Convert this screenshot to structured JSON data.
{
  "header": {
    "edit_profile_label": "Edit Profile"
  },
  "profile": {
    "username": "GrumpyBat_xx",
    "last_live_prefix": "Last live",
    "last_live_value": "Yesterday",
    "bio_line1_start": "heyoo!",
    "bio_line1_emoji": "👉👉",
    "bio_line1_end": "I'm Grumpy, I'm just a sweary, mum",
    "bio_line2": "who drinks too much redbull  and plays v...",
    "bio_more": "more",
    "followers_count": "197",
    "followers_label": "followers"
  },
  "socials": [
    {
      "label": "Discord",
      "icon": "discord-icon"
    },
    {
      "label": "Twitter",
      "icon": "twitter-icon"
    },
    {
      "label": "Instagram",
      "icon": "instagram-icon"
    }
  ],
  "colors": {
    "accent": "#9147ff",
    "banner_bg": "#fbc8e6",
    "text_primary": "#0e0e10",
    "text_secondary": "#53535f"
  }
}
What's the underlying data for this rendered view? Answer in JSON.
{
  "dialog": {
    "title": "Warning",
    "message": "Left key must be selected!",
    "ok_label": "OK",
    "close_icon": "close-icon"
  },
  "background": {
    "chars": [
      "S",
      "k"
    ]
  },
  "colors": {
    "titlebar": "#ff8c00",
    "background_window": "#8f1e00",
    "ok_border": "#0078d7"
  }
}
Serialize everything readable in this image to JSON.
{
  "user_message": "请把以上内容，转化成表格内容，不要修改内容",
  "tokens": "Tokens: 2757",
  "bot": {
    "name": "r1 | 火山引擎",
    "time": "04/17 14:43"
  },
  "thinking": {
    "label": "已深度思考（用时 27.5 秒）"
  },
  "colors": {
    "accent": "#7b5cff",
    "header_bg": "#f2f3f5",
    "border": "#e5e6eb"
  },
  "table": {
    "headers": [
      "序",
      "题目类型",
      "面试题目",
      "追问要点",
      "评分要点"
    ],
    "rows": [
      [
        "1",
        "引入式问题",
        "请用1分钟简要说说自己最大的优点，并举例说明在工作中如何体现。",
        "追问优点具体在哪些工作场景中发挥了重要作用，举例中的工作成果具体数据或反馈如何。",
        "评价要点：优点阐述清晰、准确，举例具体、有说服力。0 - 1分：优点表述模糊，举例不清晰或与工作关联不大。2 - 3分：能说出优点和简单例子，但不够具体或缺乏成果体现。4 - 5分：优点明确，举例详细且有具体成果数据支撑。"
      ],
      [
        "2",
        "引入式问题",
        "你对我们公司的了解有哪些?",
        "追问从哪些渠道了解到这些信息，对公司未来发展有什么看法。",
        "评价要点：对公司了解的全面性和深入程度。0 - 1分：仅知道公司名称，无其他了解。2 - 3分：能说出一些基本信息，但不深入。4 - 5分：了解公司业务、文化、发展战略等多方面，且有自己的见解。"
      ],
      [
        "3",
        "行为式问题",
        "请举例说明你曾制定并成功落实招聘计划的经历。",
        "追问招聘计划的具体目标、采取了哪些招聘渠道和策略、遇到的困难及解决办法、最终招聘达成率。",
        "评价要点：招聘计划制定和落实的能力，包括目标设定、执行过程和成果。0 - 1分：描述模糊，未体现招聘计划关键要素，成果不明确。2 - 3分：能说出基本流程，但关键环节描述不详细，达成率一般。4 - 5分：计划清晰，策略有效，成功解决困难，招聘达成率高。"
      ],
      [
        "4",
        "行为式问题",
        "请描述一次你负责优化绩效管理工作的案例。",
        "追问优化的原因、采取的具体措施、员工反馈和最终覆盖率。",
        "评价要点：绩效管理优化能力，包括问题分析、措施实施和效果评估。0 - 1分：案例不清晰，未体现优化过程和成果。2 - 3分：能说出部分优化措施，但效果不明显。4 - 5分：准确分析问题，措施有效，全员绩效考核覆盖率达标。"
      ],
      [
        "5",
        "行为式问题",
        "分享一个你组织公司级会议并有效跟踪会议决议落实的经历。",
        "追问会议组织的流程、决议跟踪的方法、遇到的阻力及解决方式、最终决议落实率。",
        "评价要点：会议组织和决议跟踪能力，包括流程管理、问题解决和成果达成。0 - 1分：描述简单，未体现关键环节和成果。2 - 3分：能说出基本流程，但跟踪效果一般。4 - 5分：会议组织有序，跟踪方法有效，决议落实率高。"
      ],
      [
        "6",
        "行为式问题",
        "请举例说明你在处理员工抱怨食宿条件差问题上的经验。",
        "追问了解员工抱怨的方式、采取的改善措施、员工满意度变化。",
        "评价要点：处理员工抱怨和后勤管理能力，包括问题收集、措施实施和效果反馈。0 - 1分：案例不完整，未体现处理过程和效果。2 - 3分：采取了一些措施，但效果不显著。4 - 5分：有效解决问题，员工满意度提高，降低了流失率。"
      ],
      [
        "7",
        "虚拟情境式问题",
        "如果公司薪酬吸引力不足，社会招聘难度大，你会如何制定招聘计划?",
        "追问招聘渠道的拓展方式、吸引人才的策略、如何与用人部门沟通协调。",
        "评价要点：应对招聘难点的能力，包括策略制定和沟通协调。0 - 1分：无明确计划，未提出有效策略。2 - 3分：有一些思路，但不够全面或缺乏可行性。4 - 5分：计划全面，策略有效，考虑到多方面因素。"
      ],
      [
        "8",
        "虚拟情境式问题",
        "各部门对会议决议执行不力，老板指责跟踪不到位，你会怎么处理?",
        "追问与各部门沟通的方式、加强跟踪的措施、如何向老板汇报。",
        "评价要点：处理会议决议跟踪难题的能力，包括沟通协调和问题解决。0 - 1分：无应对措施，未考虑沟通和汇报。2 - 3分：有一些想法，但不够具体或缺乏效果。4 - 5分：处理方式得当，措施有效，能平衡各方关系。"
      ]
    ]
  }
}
++++++++
▸ **TASK OBJECTIVE**: Every record shown above must be echoed exactly.

▸ **EXERCISE RESPONSE**:
Convert this screenshot to structured JSON data.
{
  "header": {
    "edit_profile_label": "Edit Profile"
  },
  "profile": {
    "username": "GrumpyBat_xx",
    "last_live_prefix": "Last live",
    "last_live_value": "Yesterday",
    "bio_line1_start": "heyoo!",
    "bio_line1_emoji": "👉👉",
    "bio_line1_end": "I'm Grumpy, I'm just a sweary, mum",
    "bio_line2": "who drinks too much redbull  and plays v...",
    "bio_more": "more",
    "followers_count": "197",
    "followers_label": "followers"
  },
  "socials": [
    {
      "label": "Discord",
      "icon": "discord-icon"
    },
    {
      "label": "Twitter",
      "icon": "twitter-icon"
    },
    {
      "label": "Instagram",
      "icon": "instagram-icon"
    }
  ],
  "colors": {
    "accent": "#9147ff",
    "banner_bg": "#fbc8e6",
    "text_primary": "#0e0e10",
    "text_secondary": "#53535f"
  }
}
What's the underlying data for this rendered view? Answer in JSON.
{
  "dialog": {
    "title": "Warning",
    "message": "Left key must be selected!",
    "ok_label": "OK",
    "close_icon": "close-icon"
  },
  "background": {
    "chars": [
      "S",
      "k"
    ]
  },
  "colors": {
    "titlebar": "#ff8c00",
    "background_window": "#8f1e00",
    "ok_border": "#0078d7"
  }
}
Serialize everything readable in this image to JSON.
{
  "user_message": "请把以上内容，转化成表格内容，不要修改内容",
  "tokens": "Tokens: 2757",
  "bot": {
    "name": "r1 | 火山引擎",
    "time": "04/17 14:43"
  },
  "thinking": {
    "label": "已深度思考（用时 27.5 秒）"
  },
  "colors": {
    "accent": "#7b5cff",
    "header_bg": "#f2f3f5",
    "border": "#e5e6eb"
  },
  "table": {
    "headers": [
      "序",
      "题目类型",
      "面试题目",
      "追问要点",
      "评分要点"
    ],
    "rows": [
      [
        "1",
        "引入式问题",
        "请用1分钟简要说说自己最大的优点，并举例说明在工作中如何体现。",
        "追问优点具体在哪些工作场景中发挥了重要作用，举例中的工作成果具体数据或反馈如何。",
        "评价要点：优点阐述清晰、准确，举例具体、有说服力。0 - 1分：优点表述模糊，举例不清晰或与工作关联不大。2 - 3分：能说出优点和简单例子，但不够具体或缺乏成果体现。4 - 5分：优点明确，举例详细且有具体成果数据支撑。"
      ],
      [
        "2",
        "引入式问题",
        "你对我们公司的了解有哪些?",
        "追问从哪些渠道了解到这些信息，对公司未来发展有什么看法。",
        "评价要点：对公司了解的全面性和深入程度。0 - 1分：仅知道公司名称，无其他了解。2 - 3分：能说出一些基本信息，但不深入。4 - 5分：了解公司业务、文化、发展战略等多方面，且有自己的见解。"
      ],
      [
        "3",
        "行为式问题",
        "请举例说明你曾制定并成功落实招聘计划的经历。",
        "追问招聘计划的具体目标、采取了哪些招聘渠道和策略、遇到的困难及解决办法、最终招聘达成率。",
        "评价要点：招聘计划制定和落实的能力，包括目标设定、执行过程和成果。0 - 1分：描述模糊，未体现招聘计划关键要素，成果不明确。2 - 3分：能说出基本流程，但关键环节描述不详细，达成率一般。4 - 5分：计划清晰，策略有效，成功解决困难，招聘达成率高。"
      ],
      [
        "4",
        "行为式问题",
        "请描述一次你负责优化绩效管理工作的案例。",
        "追问优化的原因、采取的具体措施、员工反馈和最终覆盖率。",
        "评价要点：绩效管理优化能力，包括问题分析、措施实施和效果评估。0 - 1分：案例不清晰，未体现优化过程和成果。2 - 3分：能说出部分优化措施，但效果不明显。4 - 5分：准确分析问题，措施有效，全员绩效考核覆盖率达标。"
      ],
      [
        "5",
        "行为式问题",
        "分享一个你组织公司级会议并有效跟踪会议决议落实的经历。",
        "追问会议组织的流程、决议跟踪的方法、遇到的阻力及解决方式、最终决议落实率。",
        "评价要点：会议组织和决议跟踪能力，包括流程管理、问题解决和成果达成。0 - 1分：描述简单，未体现关键环节和成果。2 - 3分：能说出基本流程，但跟踪效果一般。4 - 5分：会议组织有序，跟踪方法有效，决议落实率高。"
      ],
      [
        "6",
        "行为式问题",
        "请举例说明你在处理员工抱怨食宿条件差问题上的经验。",
        "追问了解员工抱怨的方式、采取的改善措施、员工满意度变化。",
        "评价要点：处理员工抱怨和后勤管理能力，包括问题收集、措施实施和效果反馈。0 - 1分：案例不完整，未体现处理过程和效果。2 - 3分：采取了一些措施，但效果不显著。4 - 5分：有效解决问题，员工满意度提高，降低了流失率。"
      ],
      [
        "7",
        "虚拟情境式问题",
        "如果公司薪酬吸引力不足，社会招聘难度大，你会如何制定招聘计划?",
        "追问招聘渠道的拓展方式、吸引人才的策略、如何与用人部门沟通协调。",
        "评价要点：应对招聘难点的能力，包括策略制定和沟通协调。0 - 1分：无明确计划，未提出有效策略。2 - 3分：有一些思路，但不够全面或缺乏可行性。4 - 5分：计划全面，策略有效，考虑到多方面因素。"
      ],
      [
        "8",
        "虚拟情境式问题",
        "各部门对会议决议执行不力，老板指责跟踪不到位，你会怎么处理?",
        "追问与各部门沟通的方式、加强跟踪的措施、如何向老板汇报。",
        "评价要点：处理会议决议跟踪难题的能力，包括沟通协调和问题解决。0 - 1分：无应对措施，未考虑沟通和汇报。2 - 3分：有一些想法，但不够具体或缺乏效果。4 - 5分：处理方式得当，措施有效，能平衡各方关系。"
      ]
    ]
  }
}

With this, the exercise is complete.